* _PROBLEM_: With the line containing "Transcribe this image's" as the first line and the last line of the records as the final one, reproduce that range exactly.

>> BEGIN DATASET EXCERPTS

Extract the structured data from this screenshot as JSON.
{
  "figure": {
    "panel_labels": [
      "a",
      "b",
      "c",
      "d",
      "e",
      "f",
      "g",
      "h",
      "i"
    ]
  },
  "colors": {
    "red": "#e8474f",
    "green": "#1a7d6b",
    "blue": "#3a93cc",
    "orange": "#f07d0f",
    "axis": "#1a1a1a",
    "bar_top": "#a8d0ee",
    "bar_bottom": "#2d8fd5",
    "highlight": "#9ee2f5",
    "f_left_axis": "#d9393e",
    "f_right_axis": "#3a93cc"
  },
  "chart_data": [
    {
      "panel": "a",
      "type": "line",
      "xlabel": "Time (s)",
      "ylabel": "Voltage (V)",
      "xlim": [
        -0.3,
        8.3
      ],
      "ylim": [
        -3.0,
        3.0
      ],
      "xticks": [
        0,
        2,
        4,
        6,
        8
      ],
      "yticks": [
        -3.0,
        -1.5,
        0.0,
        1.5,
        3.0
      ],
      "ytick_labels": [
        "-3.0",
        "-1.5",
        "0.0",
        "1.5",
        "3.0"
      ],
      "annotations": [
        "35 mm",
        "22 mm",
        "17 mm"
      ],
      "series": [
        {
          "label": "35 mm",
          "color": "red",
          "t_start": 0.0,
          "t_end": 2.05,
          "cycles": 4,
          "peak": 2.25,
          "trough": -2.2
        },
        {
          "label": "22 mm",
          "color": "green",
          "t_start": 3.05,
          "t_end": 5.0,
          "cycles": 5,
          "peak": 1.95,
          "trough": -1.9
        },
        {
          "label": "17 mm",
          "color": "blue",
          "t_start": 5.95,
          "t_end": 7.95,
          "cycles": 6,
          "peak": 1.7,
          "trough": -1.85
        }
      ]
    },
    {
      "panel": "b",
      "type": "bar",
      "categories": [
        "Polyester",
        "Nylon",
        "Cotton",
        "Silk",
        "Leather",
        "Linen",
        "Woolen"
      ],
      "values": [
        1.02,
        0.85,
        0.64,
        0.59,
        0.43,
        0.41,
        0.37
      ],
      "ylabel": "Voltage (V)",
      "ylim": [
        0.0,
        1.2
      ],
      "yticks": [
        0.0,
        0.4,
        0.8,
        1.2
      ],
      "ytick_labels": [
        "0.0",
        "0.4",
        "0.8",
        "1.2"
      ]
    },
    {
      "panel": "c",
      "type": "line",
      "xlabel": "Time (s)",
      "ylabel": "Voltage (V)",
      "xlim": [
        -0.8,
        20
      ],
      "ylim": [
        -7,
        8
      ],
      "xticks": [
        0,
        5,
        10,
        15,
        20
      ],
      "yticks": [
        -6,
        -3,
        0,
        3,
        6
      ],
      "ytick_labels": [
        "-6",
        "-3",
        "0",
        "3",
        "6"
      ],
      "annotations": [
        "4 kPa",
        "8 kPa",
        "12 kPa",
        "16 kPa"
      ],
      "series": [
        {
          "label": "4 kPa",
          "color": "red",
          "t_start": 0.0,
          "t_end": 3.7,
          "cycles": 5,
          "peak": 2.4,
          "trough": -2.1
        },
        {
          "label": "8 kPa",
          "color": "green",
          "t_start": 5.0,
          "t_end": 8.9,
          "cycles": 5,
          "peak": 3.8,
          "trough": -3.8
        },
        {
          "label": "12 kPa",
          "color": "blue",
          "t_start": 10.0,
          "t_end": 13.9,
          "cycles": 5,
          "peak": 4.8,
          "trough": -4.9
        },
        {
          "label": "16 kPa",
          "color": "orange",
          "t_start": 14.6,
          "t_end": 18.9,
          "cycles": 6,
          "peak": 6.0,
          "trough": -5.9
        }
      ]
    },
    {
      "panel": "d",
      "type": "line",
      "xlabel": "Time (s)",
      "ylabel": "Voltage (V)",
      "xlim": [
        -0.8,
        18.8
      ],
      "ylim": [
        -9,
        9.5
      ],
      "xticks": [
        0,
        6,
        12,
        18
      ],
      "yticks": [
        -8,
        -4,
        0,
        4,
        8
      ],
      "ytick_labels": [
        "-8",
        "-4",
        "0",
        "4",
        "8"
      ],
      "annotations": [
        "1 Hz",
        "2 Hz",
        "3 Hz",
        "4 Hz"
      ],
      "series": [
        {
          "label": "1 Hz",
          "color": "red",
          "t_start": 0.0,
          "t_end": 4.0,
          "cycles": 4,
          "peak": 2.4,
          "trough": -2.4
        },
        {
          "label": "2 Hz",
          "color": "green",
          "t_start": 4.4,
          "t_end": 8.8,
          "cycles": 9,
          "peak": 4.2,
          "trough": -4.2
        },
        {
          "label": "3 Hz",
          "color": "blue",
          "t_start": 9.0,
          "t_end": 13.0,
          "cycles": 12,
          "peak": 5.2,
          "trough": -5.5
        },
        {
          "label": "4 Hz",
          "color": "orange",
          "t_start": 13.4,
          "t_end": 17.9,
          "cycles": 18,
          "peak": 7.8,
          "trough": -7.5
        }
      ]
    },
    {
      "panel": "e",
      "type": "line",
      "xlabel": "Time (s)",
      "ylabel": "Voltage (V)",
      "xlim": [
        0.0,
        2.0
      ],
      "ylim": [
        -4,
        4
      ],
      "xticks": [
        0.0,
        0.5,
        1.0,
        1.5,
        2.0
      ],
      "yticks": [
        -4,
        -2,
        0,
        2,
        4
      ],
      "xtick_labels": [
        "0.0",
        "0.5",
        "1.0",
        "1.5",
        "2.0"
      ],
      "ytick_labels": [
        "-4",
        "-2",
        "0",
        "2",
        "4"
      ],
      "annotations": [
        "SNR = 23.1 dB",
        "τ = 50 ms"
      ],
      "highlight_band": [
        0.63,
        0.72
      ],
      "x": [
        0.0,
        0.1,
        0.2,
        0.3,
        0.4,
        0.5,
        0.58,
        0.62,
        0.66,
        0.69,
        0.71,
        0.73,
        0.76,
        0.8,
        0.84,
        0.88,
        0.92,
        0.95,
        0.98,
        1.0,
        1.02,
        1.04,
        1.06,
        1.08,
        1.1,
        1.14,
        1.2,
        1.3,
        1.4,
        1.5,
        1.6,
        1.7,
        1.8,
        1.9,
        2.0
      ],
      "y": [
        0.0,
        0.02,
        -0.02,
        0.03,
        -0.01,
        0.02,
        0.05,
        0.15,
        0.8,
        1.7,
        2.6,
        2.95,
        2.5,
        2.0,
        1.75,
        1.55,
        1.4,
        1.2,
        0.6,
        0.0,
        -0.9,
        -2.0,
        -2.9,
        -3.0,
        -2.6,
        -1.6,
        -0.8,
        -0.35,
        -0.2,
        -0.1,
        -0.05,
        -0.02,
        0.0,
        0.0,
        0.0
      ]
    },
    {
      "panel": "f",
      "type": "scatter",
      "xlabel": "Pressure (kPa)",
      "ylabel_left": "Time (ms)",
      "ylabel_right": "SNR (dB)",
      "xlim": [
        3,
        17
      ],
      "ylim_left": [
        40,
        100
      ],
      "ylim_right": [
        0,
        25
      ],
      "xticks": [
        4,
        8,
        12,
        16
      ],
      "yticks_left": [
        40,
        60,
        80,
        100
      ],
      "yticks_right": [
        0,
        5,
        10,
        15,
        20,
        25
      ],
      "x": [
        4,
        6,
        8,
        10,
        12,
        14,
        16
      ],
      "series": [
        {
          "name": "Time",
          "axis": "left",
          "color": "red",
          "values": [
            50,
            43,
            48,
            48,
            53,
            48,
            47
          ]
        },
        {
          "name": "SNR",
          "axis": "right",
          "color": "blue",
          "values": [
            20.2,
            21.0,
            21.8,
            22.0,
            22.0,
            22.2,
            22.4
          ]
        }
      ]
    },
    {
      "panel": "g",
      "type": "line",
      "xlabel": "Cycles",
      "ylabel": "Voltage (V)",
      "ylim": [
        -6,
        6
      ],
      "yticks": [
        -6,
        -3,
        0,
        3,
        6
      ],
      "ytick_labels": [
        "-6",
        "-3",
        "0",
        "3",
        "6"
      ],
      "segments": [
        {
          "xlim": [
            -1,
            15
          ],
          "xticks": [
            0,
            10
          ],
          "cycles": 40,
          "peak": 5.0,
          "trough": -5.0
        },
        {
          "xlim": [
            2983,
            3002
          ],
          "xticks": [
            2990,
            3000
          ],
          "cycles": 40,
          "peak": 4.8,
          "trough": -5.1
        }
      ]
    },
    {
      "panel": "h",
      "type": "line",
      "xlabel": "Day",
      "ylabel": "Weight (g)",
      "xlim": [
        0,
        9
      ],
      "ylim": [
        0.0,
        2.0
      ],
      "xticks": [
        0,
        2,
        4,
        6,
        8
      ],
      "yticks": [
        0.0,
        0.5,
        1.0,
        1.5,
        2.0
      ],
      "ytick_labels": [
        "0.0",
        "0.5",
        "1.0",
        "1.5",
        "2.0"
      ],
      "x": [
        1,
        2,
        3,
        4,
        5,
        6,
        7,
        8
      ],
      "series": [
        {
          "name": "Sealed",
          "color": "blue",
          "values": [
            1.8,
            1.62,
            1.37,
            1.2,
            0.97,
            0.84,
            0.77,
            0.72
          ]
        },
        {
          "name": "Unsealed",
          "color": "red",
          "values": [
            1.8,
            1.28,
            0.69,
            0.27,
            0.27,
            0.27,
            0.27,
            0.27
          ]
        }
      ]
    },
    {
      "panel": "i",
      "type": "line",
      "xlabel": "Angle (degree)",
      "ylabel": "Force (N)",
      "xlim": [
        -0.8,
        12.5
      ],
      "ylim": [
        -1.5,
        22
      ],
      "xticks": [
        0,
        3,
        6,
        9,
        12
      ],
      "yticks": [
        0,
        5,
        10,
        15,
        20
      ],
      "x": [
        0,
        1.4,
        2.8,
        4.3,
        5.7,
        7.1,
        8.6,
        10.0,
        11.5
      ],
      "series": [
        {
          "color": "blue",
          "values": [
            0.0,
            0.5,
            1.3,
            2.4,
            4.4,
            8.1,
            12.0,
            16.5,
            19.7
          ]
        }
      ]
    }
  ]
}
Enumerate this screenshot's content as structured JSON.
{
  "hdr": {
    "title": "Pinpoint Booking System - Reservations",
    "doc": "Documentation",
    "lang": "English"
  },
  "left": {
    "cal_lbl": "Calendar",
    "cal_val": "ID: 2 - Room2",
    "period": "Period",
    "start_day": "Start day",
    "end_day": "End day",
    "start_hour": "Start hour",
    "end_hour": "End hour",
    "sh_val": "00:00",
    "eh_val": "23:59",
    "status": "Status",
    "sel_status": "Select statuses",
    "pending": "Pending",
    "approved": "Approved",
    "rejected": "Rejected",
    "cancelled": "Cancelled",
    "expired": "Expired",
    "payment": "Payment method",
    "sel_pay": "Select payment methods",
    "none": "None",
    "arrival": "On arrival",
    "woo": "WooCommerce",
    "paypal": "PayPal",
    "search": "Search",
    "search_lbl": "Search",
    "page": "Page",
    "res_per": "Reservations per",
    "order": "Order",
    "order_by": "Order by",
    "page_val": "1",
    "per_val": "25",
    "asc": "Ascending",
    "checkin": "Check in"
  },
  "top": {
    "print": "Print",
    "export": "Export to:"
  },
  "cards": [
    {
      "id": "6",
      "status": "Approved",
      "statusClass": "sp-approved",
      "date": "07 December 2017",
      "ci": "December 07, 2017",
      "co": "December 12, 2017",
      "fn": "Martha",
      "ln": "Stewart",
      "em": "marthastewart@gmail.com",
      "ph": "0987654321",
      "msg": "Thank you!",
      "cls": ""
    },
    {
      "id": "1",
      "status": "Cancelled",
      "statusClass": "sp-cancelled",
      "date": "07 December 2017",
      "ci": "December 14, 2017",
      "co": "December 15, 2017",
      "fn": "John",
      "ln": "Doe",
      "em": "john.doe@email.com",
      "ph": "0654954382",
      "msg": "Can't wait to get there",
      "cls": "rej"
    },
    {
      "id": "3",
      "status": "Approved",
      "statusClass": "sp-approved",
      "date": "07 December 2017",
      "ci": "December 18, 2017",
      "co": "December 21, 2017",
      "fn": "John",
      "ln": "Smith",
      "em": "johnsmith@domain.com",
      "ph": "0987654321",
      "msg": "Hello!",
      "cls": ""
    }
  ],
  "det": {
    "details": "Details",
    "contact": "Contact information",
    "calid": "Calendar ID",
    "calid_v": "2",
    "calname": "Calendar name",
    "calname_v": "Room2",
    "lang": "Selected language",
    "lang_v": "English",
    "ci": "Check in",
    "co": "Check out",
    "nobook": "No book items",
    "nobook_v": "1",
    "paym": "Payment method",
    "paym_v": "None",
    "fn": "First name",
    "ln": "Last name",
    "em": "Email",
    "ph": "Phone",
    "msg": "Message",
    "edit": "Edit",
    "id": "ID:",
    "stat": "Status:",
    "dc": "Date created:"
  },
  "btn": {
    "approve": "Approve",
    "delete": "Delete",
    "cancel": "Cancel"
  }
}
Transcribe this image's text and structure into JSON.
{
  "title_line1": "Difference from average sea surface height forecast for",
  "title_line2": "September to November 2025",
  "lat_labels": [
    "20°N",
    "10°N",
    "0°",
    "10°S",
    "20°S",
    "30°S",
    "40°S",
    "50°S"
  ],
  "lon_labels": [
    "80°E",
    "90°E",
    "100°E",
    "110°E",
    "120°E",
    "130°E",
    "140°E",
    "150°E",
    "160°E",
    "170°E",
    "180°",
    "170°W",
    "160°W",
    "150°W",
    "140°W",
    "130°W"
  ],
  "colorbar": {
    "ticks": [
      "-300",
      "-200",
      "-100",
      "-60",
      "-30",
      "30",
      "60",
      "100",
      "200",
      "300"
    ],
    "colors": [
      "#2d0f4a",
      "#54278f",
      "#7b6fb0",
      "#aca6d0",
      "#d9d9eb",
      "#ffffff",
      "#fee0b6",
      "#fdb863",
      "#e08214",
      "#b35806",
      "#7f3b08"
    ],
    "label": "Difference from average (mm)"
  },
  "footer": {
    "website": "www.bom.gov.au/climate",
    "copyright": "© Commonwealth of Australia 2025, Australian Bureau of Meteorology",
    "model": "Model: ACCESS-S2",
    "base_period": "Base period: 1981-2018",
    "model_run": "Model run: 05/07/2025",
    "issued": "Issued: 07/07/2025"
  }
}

>> END DATASET EXCERPTS

* _CORRECT ANSWER_:
Transcribe this image's text and structure into JSON.
{
  "title_line1": "Difference from average sea surface height forecast for",
  "title_line2": "September to November 2025",
  "lat_labels": [
    "20°N",
    "10°N",
    "0°",
    "10°S",
    "20°S",
    "30°S",
    "40°S",
    "50°S"
  ],
  "lon_labels": [
    "80°E",
    "90°E",
    "100°E",
    "110°E",
    "120°E",
    "130°E",
    "140°E",
    "150°E",
    "160°E",
    "170°E",
    "180°",
    "170°W",
    "160°W",
    "150°W",
    "140°W",
    "130°W"
  ],
  "colorbar": {
    "ticks": [
      "-300",
      "-200",
      "-100",
      "-60",
      "-30",
      "30",
      "60",
      "100",
      "200",
      "300"
    ],
    "colors": [
      "#2d0f4a",
      "#54278f",
      "#7b6fb0",
      "#aca6d0",
      "#d9d9eb",
      "#ffffff",
      "#fee0b6",
      "#fdb863",
      "#e08214",
      "#b35806",
      "#7f3b08"
    ],
    "label": "Difference from average (mm)"
  },
  "footer": {
    "website": "www.bom.gov.au/climate",
    "copyright": "© Commonwealth of Australia 2025, Australian Bureau of Meteorology",
    "model": "Model: ACCESS-S2",
    "base_period": "Base period: 1981-2018",
    "model_run": "Model run: 05/07/2025",
    "issued": "Issued: 07/07/2025"
  }
}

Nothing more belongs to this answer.